Copy out every line that contains the word "Checksum".
===
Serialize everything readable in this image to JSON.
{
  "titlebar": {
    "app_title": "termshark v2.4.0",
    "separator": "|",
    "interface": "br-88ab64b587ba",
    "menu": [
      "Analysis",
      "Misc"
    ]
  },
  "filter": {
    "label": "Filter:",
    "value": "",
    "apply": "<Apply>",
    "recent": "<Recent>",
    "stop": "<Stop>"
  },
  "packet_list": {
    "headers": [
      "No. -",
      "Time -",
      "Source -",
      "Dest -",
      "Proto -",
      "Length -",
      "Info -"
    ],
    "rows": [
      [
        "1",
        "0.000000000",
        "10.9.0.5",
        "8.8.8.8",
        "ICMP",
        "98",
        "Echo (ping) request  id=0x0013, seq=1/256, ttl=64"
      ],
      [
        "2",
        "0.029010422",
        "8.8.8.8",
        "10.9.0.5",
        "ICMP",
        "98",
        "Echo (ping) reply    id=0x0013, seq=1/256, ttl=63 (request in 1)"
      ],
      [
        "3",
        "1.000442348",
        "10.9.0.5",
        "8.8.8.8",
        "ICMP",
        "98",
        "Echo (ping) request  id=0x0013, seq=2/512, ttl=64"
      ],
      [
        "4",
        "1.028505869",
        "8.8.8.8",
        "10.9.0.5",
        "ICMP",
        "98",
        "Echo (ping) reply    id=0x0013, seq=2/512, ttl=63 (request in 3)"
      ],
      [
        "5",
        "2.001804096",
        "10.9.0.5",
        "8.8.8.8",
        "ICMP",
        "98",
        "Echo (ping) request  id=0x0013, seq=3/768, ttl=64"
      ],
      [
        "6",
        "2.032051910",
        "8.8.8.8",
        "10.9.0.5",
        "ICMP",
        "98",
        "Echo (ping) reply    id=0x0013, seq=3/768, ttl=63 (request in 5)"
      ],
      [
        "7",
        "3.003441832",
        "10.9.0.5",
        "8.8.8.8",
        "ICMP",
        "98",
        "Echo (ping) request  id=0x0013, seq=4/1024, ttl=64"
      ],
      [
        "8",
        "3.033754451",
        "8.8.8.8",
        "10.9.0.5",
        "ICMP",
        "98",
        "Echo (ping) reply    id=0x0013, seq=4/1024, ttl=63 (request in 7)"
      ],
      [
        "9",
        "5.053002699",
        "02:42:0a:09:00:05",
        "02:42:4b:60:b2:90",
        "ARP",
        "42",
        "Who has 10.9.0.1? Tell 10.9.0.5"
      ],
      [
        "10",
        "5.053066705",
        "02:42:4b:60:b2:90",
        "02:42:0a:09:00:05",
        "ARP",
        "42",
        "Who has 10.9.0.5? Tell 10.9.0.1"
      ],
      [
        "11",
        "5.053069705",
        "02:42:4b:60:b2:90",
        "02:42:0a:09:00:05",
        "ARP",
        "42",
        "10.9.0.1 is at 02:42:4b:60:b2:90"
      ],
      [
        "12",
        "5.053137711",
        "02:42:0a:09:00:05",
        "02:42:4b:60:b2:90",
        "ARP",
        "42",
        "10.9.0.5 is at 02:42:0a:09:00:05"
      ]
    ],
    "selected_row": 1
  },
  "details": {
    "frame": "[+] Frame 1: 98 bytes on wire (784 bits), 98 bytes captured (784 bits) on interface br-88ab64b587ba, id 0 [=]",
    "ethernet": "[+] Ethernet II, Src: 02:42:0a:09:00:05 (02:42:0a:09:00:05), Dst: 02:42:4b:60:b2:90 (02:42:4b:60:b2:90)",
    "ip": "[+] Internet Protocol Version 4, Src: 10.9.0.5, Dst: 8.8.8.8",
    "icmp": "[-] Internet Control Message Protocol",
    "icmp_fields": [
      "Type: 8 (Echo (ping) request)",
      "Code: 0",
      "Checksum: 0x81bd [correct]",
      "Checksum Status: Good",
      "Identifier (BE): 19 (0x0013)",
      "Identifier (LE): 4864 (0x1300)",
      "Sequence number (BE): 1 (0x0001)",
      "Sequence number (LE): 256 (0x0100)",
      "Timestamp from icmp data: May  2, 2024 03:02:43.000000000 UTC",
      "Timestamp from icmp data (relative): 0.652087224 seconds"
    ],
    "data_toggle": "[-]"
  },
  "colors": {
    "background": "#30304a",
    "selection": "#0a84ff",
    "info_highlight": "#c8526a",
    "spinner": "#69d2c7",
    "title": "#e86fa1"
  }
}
===
# Finished task:
      "Checksum: 0x81bd [correct]",
      "Checksum Status: Good",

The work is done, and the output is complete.